GOAL:
Skip the images. Copy the records exactly as written.

GIVEN DATA:
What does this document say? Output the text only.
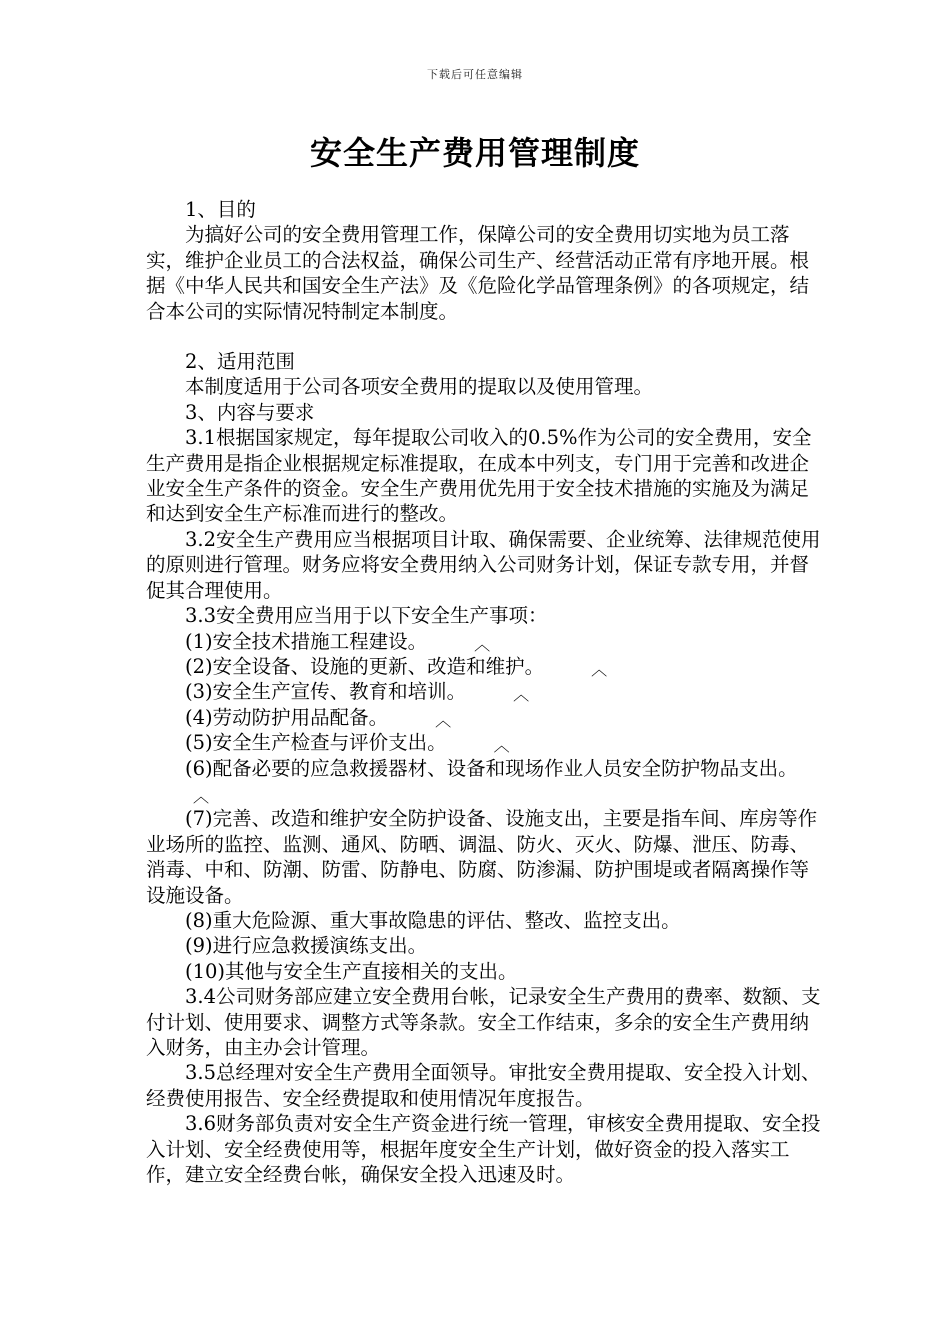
下载后可任意编辑
安全生产费用管理制度

1、目的

为搞好公司的安全费用管理工作，保障公司的安全费用切实地为员工落实，维护企业员工的合法权益，确保公司生产、经营活动正常有序地开展。根据《中华人民共和国安全生产法》及《危险化学品管理条例》的各项规定，结合本公司的实际情况特制定本制度。

2、适用范围

本制度适用于公司各项安全费用的提取以及使用管理。

3、内容与要求

3.1根据国家规定，每年提取公司收入的0.5%作为公司的安全费用，安全生产费用是指企业根据规定标准提取，在成本中列支，专门用于完善和改进企业安全生产条件的资金。安全生产费用优先用于安全技术措施的实施及为满足和达到安全生产标准而进行的整改。

3.2安全生产费用应当根据项目计取、确保需要、企业统筹、法律规范使用的原则进行管理。财务应将安全费用纳入公司财务计划，保证专款专用，并督促其合理使用。

3.3安全费用应当用于以下安全生产事项：

(1)安全技术措施工程建设。	︿

(2)安全设备、设施的更新、改造和维护。	︿

(3)安全生产宣传、教育和培训。	︿

(4)劳动防护用品配备。	︿

(5)安全生产检查与评价支出。	︿

(6)配备必要的应急救援器材、设备和现场作业人员安全防护物品支出。︿

(7)完善、改造和维护安全防护设备、设施支出，主要是指车间、库房等作业场所的监控、监测、通风、防晒、调温、防火、灭火、防爆、泄压、防毒、消毒、中和、防潮、防雷、防静电、防腐、防渗漏、防护围堤或者隔离操作等设施设备。

(8)重大危险源、重大事故隐患的评估、整改、监控支出。

(9)进行应急救援演练支出。

(10)其他与安全生产直接相关的支出。

3.4公司财务部应建立安全费用台帐，记录安全生产费用的费率、数额、支付计划、使用要求、调整方式等条款。安全工作结束，多余的安全生产费用纳入财务，由主办会计管理。

3.5总经理对安全生产费用全面领导。审批安全费用提取、安全投入计划、经费使用报告、安全经费提取和使用情况年度报告。

3.6财务部负责对安全生产资金进行统一管理，审核安全费用提取、安全投入计划、安全经费使用等，根据年度安全生产计划，做好资金的投入落实工作，建立安全经费台帐，确保安全投入迅速及时。
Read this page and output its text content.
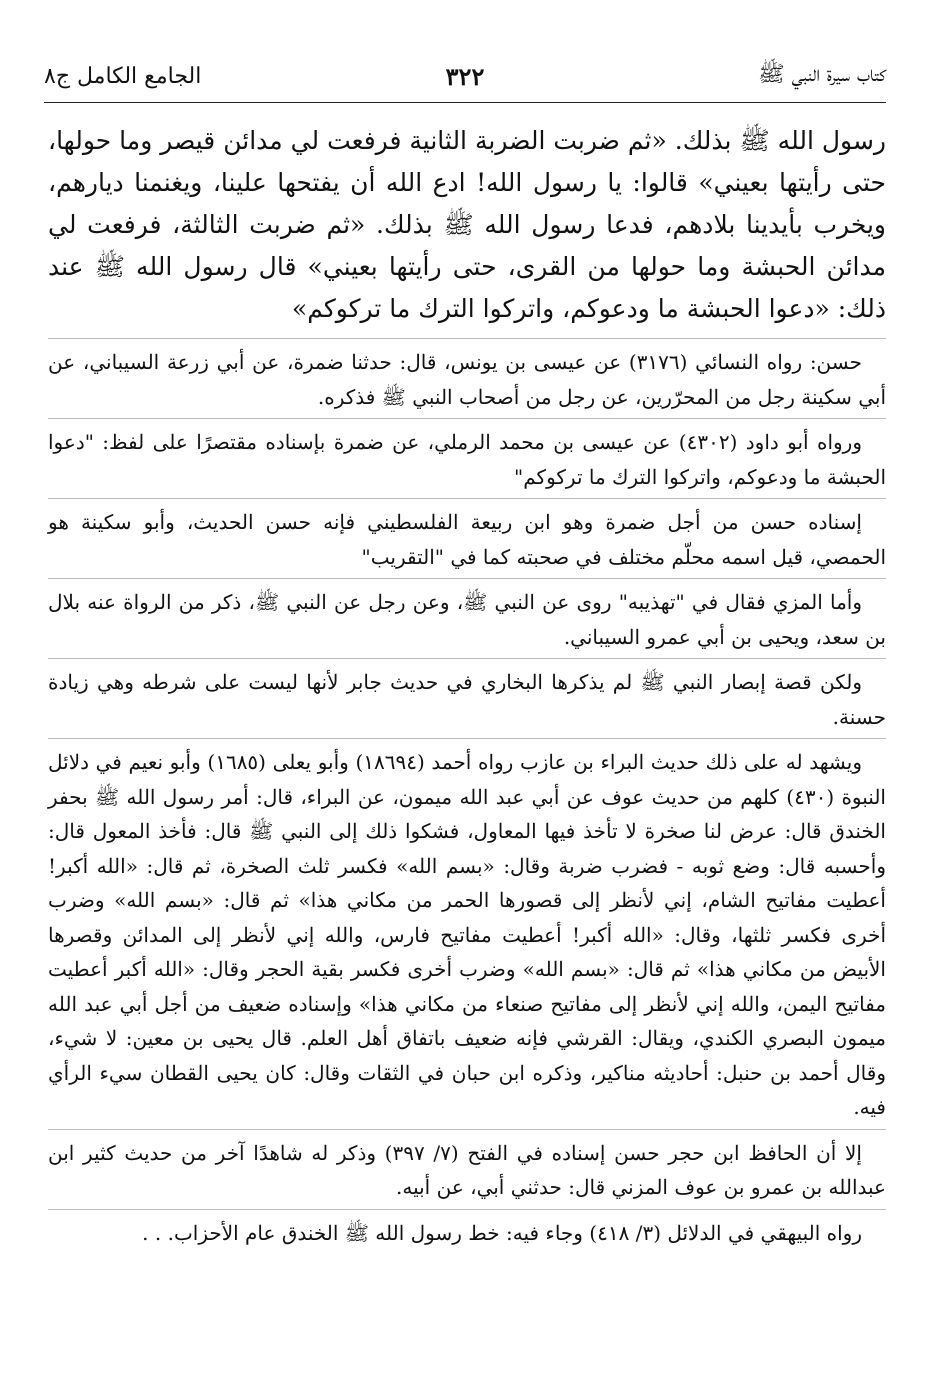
كتاب سيرة النبي ﷺ
٣٢٢
الجامع الكامل ج٨

رسول الله ﷺ بذلك. «ثم ضربت الضربة الثانية فرفعت لي مدائن قيصر وما حولها، حتى رأيتها بعيني» قالوا: يا رسول الله! ادع الله أن يفتحها علينا، ويغنمنا ديارهم، ويخرب بأيدينا بلادهم، فدعا رسول الله ﷺ بذلك. «ثم ضربت الثالثة، فرفعت لي مدائن الحبشة وما حولها من القرى، حتى رأيتها بعيني» قال رسول الله ﷺ عند ذلك: «دعوا الحبشة ما ودعوكم، واتركوا الترك ما تركوكم»

حسن: رواه النسائي (٣١٧٦) عن عيسى بن يونس، قال: حدثنا ضمرة، عن أبي زرعة السيباني، عن أبي سكينة رجل من المحرّرين، عن رجل من أصحاب النبي ﷺ فذكره.

ورواه أبو داود (٤٣٠٢) عن عيسى بن محمد الرملي، عن ضمرة بإسناده مقتصرًا على لفظ: "دعوا الحبشة ما ودعوكم، واتركوا الترك ما تركوكم"

إسناده حسن من أجل ضمرة وهو ابن ربيعة الفلسطيني فإنه حسن الحديث، وأبو سكينة هو الحمصي، قيل اسمه محلّم مختلف في صحبته كما في "التقريب"

وأما المزي فقال في "تهذيبه" روى عن النبي ﷺ، وعن رجل عن النبي ﷺ، ذكر من الرواة عنه بلال بن سعد، ويحيى بن أبي عمرو السيباني.

ولكن قصة إبصار النبي ﷺ لم يذكرها البخاري في حديث جابر لأنها ليست على شرطه وهي زيادة حسنة.

ويشهد له على ذلك حديث البراء بن عازب رواه أحمد (١٨٦٩٤) وأبو يعلى (١٦٨٥) وأبو نعيم في دلائل النبوة (٤٣٠) كلهم من حديث عوف عن أبي عبد الله ميمون، عن البراء، قال: أمر رسول الله ﷺ بحفر الخندق قال: عرض لنا صخرة لا تأخذ فيها المعاول، فشكوا ذلك إلى النبي ﷺ قال: فأخذ المعول قال: وأحسبه قال: وضع ثوبه - فضرب ضربة وقال: «بسم الله» فكسر ثلث الصخرة، ثم قال: «الله أكبر! أعطيت مفاتيح الشام، إني لأنظر إلى قصورها الحمر من مكاني هذا» ثم قال: «بسم الله» وضرب أخرى فكسر ثلثها، وقال: «الله أكبر! أعطيت مفاتيح فارس، والله إني لأنظر إلى المدائن وقصرها الأبيض من مكاني هذا» ثم قال: «بسم الله» وضرب أخرى فكسر بقية الحجر وقال: «الله أكبر أعطيت مفاتيح اليمن، والله إني لأنظر إلى مفاتيح صنعاء من مكاني هذا» وإسناده ضعيف من أجل أبي عبد الله ميمون البصري الكندي، ويقال: القرشي فإنه ضعيف باتفاق أهل العلم. قال يحيى بن معين: لا شيء، وقال أحمد بن حنبل: أحاديثه مناكير، وذكره ابن حبان في الثقات وقال: كان يحيى القطان سيء الرأي فيه.

إلا أن الحافظ ابن حجر حسن إسناده في الفتح (٧/ ٣٩٧) وذكر له شاهدًا آخر من حديث كثير ابن عبدالله بن عمرو بن عوف المزني قال: حدثني أبي، عن أبيه.

رواه البيهقي في الدلائل (٣/ ٤١٨) وجاء فيه: خط رسول الله ﷺ الخندق عام الأحزاب. . .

REPLY:
What does this document say? Output the text only.
下载后可任意编辑
安全生产费用管理制度

1、目的

为搞好公司的安全费用管理工作，保障公司的安全费用切实地为员工落实，维护企业员工的合法权益，确保公司生产、经营活动正常有序地开展。根据《中华人民共和国安全生产法》及《危险化学品管理条例》的各项规定，结合本公司的实际情况特制定本制度。

2、适用范围

本制度适用于公司各项安全费用的提取以及使用管理。

3、内容与要求

3.1根据国家规定，每年提取公司收入的0.5%作为公司的安全费用，安全生产费用是指企业根据规定标准提取，在成本中列支，专门用于完善和改进企业安全生产条件的资金。安全生产费用优先用于安全技术措施的实施及为满足和达到安全生产标准而进行的整改。

3.2安全生产费用应当根据项目计取、确保需要、企业统筹、法律规范使用的原则进行管理。财务应将安全费用纳入公司财务计划，保证专款专用，并督促其合理使用。

3.3安全费用应当用于以下安全生产事项：

(1)安全技术措施工程建设。	︿

(2)安全设备、设施的更新、改造和维护。	︿

(3)安全生产宣传、教育和培训。	︿

(4)劳动防护用品配备。	︿

(5)安全生产检查与评价支出。	︿

(6)配备必要的应急救援器材、设备和现场作业人员安全防护物品支出。︿

(7)完善、改造和维护安全防护设备、设施支出，主要是指车间、库房等作业场所的监控、监测、通风、防晒、调温、防火、灭火、防爆、泄压、防毒、消毒、中和、防潮、防雷、防静电、防腐、防渗漏、防护围堤或者隔离操作等设施设备。

(8)重大危险源、重大事故隐患的评估、整改、监控支出。

(9)进行应急救援演练支出。

(10)其他与安全生产直接相关的支出。

3.4公司财务部应建立安全费用台帐，记录安全生产费用的费率、数额、支付计划、使用要求、调整方式等条款。安全工作结束，多余的安全生产费用纳入财务，由主办会计管理。

3.5总经理对安全生产费用全面领导。审批安全费用提取、安全投入计划、经费使用报告、安全经费提取和使用情况年度报告。

3.6财务部负责对安全生产资金进行统一管理，审核安全费用提取、安全投入计划、安全经费使用等，根据年度安全生产计划，做好资金的投入落实工作，建立安全经费台帐，确保安全投入迅速及时。
Read this page and output its text content.
كتاب سيرة النبي ﷺ
٣٢٢
الجامع الكامل ج٨

رسول الله ﷺ بذلك. «ثم ضربت الضربة الثانية فرفعت لي مدائن قيصر وما حولها، حتى رأيتها بعيني» قالوا: يا رسول الله! ادع الله أن يفتحها علينا، ويغنمنا ديارهم، ويخرب بأيدينا بلادهم، فدعا رسول الله ﷺ بذلك. «ثم ضربت الثالثة، فرفعت لي مدائن الحبشة وما حولها من القرى، حتى رأيتها بعيني» قال رسول الله ﷺ عند ذلك: «دعوا الحبشة ما ودعوكم، واتركوا الترك ما تركوكم»

حسن: رواه النسائي (٣١٧٦) عن عيسى بن يونس، قال: حدثنا ضمرة، عن أبي زرعة السيباني، عن أبي سكينة رجل من المحرّرين، عن رجل من أصحاب النبي ﷺ فذكره.

ورواه أبو داود (٤٣٠٢) عن عيسى بن محمد الرملي، عن ضمرة بإسناده مقتصرًا على لفظ: "دعوا الحبشة ما ودعوكم، واتركوا الترك ما تركوكم"

إسناده حسن من أجل ضمرة وهو ابن ربيعة الفلسطيني فإنه حسن الحديث، وأبو سكينة هو الحمصي، قيل اسمه محلّم مختلف في صحبته كما في "التقريب"

وأما المزي فقال في "تهذيبه" روى عن النبي ﷺ، وعن رجل عن النبي ﷺ، ذكر من الرواة عنه بلال بن سعد، ويحيى بن أبي عمرو السيباني.

ولكن قصة إبصار النبي ﷺ لم يذكرها البخاري في حديث جابر لأنها ليست على شرطه وهي زيادة حسنة.

ويشهد له على ذلك حديث البراء بن عازب رواه أحمد (١٨٦٩٤) وأبو يعلى (١٦٨٥) وأبو نعيم في دلائل النبوة (٤٣٠) كلهم من حديث عوف عن أبي عبد الله ميمون، عن البراء، قال: أمر رسول الله ﷺ بحفر الخندق قال: عرض لنا صخرة لا تأخذ فيها المعاول، فشكوا ذلك إلى النبي ﷺ قال: فأخذ المعول قال: وأحسبه قال: وضع ثوبه - فضرب ضربة وقال: «بسم الله» فكسر ثلث الصخرة، ثم قال: «الله أكبر! أعطيت مفاتيح الشام، إني لأنظر إلى قصورها الحمر من مكاني هذا» ثم قال: «بسم الله» وضرب أخرى فكسر ثلثها، وقال: «الله أكبر! أعطيت مفاتيح فارس، والله إني لأنظر إلى المدائن وقصرها الأبيض من مكاني هذا» ثم قال: «بسم الله» وضرب أخرى فكسر بقية الحجر وقال: «الله أكبر أعطيت مفاتيح اليمن، والله إني لأنظر إلى مفاتيح صنعاء من مكاني هذا» وإسناده ضعيف من أجل أبي عبد الله ميمون البصري الكندي، ويقال: القرشي فإنه ضعيف باتفاق أهل العلم. قال يحيى بن معين: لا شيء، وقال أحمد بن حنبل: أحاديثه مناكير، وذكره ابن حبان في الثقات وقال: كان يحيى القطان سيء الرأي فيه.

إلا أن الحافظ ابن حجر حسن إسناده في الفتح (٧/ ٣٩٧) وذكر له شاهدًا آخر من حديث كثير ابن عبدالله بن عمرو بن عوف المزني قال: حدثني أبي، عن أبيه.

رواه البيهقي في الدلائل (٣/ ٤١٨) وجاء فيه: خط رسول الله ﷺ الخندق عام الأحزاب. . .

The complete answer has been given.